-- Begin Material shown --
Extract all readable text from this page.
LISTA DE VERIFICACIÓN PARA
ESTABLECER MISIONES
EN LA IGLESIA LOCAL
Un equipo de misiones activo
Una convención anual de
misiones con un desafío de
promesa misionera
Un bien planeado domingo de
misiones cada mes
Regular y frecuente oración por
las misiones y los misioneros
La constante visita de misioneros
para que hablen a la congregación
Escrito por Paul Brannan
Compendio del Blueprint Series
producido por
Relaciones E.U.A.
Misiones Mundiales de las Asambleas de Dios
-- End Material shown --
Exercise:
Your answer should be only the number of lines that hold the word "misioneros".

Expected answer:
2